§ EXERCISE DETAILS:
Please return the full listing below without altering anything.
━━━━━ INFORMATION SUPPLIED
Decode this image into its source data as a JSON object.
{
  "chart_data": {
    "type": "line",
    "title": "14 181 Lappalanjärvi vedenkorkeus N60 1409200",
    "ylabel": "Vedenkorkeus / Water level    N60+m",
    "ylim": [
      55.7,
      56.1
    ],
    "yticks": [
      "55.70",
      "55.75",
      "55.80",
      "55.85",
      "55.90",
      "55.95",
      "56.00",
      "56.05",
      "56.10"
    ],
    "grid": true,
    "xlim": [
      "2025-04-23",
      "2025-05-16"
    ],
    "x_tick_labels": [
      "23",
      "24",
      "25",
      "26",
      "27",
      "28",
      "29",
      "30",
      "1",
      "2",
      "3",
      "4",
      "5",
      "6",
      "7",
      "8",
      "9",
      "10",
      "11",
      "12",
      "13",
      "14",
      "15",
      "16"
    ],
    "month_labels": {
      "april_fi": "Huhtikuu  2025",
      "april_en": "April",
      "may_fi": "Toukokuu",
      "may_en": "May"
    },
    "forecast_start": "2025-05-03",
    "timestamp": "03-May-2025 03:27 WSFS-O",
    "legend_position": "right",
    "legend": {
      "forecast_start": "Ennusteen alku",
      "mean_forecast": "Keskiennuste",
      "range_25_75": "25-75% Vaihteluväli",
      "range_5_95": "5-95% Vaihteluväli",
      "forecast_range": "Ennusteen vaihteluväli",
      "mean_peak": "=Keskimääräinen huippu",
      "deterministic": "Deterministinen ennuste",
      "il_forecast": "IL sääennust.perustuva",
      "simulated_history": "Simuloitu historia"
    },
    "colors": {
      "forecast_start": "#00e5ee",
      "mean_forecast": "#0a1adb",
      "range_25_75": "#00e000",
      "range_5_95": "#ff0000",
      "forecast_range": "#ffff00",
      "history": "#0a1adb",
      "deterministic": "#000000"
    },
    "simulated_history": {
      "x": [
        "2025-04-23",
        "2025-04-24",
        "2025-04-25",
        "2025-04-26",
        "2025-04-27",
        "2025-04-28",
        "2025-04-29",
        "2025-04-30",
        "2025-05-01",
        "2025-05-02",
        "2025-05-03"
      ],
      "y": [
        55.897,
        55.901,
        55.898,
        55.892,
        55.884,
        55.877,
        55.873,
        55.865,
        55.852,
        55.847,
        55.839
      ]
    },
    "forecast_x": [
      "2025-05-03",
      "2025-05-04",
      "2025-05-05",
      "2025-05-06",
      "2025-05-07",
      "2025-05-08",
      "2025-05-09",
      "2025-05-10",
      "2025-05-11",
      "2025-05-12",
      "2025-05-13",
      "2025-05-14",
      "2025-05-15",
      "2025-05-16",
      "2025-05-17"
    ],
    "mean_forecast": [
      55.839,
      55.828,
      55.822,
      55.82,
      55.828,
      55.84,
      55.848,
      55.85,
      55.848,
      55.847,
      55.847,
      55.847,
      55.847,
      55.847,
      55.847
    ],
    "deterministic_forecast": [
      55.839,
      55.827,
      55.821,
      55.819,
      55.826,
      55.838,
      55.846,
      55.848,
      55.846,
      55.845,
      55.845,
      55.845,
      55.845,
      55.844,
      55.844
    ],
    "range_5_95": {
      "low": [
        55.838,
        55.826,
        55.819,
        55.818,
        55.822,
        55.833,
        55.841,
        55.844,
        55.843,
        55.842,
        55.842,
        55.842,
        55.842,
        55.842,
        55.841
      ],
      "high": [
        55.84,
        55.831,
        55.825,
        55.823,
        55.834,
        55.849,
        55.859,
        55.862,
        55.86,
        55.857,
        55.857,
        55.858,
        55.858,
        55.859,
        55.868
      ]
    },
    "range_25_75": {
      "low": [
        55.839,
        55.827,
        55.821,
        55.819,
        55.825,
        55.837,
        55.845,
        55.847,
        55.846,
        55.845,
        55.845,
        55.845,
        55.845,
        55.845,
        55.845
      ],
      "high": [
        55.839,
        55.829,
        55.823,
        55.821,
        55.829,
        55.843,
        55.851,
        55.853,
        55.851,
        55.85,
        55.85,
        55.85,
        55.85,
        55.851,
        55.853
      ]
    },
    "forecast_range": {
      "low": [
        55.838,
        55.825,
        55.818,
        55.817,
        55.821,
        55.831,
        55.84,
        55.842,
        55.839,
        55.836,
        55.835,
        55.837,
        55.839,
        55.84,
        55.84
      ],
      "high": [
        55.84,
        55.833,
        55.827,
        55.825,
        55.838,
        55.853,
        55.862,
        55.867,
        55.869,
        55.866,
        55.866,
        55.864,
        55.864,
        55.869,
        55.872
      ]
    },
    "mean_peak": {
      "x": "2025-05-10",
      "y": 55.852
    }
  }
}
━━━━━━━━━━
§ REPLY TO THE TASK:
Decode this image into its source data as a JSON object.
{
  "chart_data": {
    "type": "line",
    "title": "14 181 Lappalanjärvi vedenkorkeus N60 1409200",
    "ylabel": "Vedenkorkeus / Water level    N60+m",
    "ylim": [
      55.7,
      56.1
    ],
    "yticks": [
      "55.70",
      "55.75",
      "55.80",
      "55.85",
      "55.90",
      "55.95",
      "56.00",
      "56.05",
      "56.10"
    ],
    "grid": true,
    "xlim": [
      "2025-04-23",
      "2025-05-16"
    ],
    "x_tick_labels": [
      "23",
      "24",
      "25",
      "26",
      "27",
      "28",
      "29",
      "30",
      "1",
      "2",
      "3",
      "4",
      "5",
      "6",
      "7",
      "8",
      "9",
      "10",
      "11",
      "12",
      "13",
      "14",
      "15",
      "16"
    ],
    "month_labels": {
      "april_fi": "Huhtikuu  2025",
      "april_en": "April",
      "may_fi": "Toukokuu",
      "may_en": "May"
    },
    "forecast_start": "2025-05-03",
    "timestamp": "03-May-2025 03:27 WSFS-O",
    "legend_position": "right",
    "legend": {
      "forecast_start": "Ennusteen alku",
      "mean_forecast": "Keskiennuste",
      "range_25_75": "25-75% Vaihteluväli",
      "range_5_95": "5-95% Vaihteluväli",
      "forecast_range": "Ennusteen vaihteluväli",
      "mean_peak": "=Keskimääräinen huippu",
      "deterministic": "Deterministinen ennuste",
      "il_forecast": "IL sääennust.perustuva",
      "simulated_history": "Simuloitu historia"
    },
    "colors": {
      "forecast_start": "#00e5ee",
      "mean_forecast": "#0a1adb",
      "range_25_75": "#00e000",
      "range_5_95": "#ff0000",
      "forecast_range": "#ffff00",
      "history": "#0a1adb",
      "deterministic": "#000000"
    },
    "simulated_history": {
      "x": [
        "2025-04-23",
        "2025-04-24",
        "2025-04-25",
        "2025-04-26",
        "2025-04-27",
        "2025-04-28",
        "2025-04-29",
        "2025-04-30",
        "2025-05-01",
        "2025-05-02",
        "2025-05-03"
      ],
      "y": [
        55.897,
        55.901,
        55.898,
        55.892,
        55.884,
        55.877,
        55.873,
        55.865,
        55.852,
        55.847,
        55.839
      ]
    },
    "forecast_x": [
      "2025-05-03",
      "2025-05-04",
      "2025-05-05",
      "2025-05-06",
      "2025-05-07",
      "2025-05-08",
      "2025-05-09",
      "2025-05-10",
      "2025-05-11",
      "2025-05-12",
      "2025-05-13",
      "2025-05-14",
      "2025-05-15",
      "2025-05-16",
      "2025-05-17"
    ],
    "mean_forecast": [
      55.839,
      55.828,
      55.822,
      55.82,
      55.828,
      55.84,
      55.848,
      55.85,
      55.848,
      55.847,
      55.847,
      55.847,
      55.847,
      55.847,
      55.847
    ],
    "deterministic_forecast": [
      55.839,
      55.827,
      55.821,
      55.819,
      55.826,
      55.838,
      55.846,
      55.848,
      55.846,
      55.845,
      55.845,
      55.845,
      55.845,
      55.844,
      55.844
    ],
    "range_5_95": {
      "low": [
        55.838,
        55.826,
        55.819,
        55.818,
        55.822,
        55.833,
        55.841,
        55.844,
        55.843,
        55.842,
        55.842,
        55.842,
        55.842,
        55.842,
        55.841
      ],
      "high": [
        55.84,
        55.831,
        55.825,
        55.823,
        55.834,
        55.849,
        55.859,
        55.862,
        55.86,
        55.857,
        55.857,
        55.858,
        55.858,
        55.859,
        55.868
      ]
    },
    "range_25_75": {
      "low": [
        55.839,
        55.827,
        55.821,
        55.819,
        55.825,
        55.837,
        55.845,
        55.847,
        55.846,
        55.845,
        55.845,
        55.845,
        55.845,
        55.845,
        55.845
      ],
      "high": [
        55.839,
        55.829,
        55.823,
        55.821,
        55.829,
        55.843,
        55.851,
        55.853,
        55.851,
        55.85,
        55.85,
        55.85,
        55.85,
        55.851,
        55.853
      ]
    },
    "forecast_range": {
      "low": [
        55.838,
        55.825,
        55.818,
        55.817,
        55.821,
        55.831,
        55.84,
        55.842,
        55.839,
        55.836,
        55.835,
        55.837,
        55.839,
        55.84,
        55.84
      ],
      "high": [
        55.84,
        55.833,
        55.827,
        55.825,
        55.838,
        55.853,
        55.862,
        55.867,
        55.869,
        55.866,
        55.866,
        55.864,
        55.864,
        55.869,
        55.872
      ]
    },
    "mean_peak": {
      "x": "2025-05-10",
      "y": 55.852
    }
  }
}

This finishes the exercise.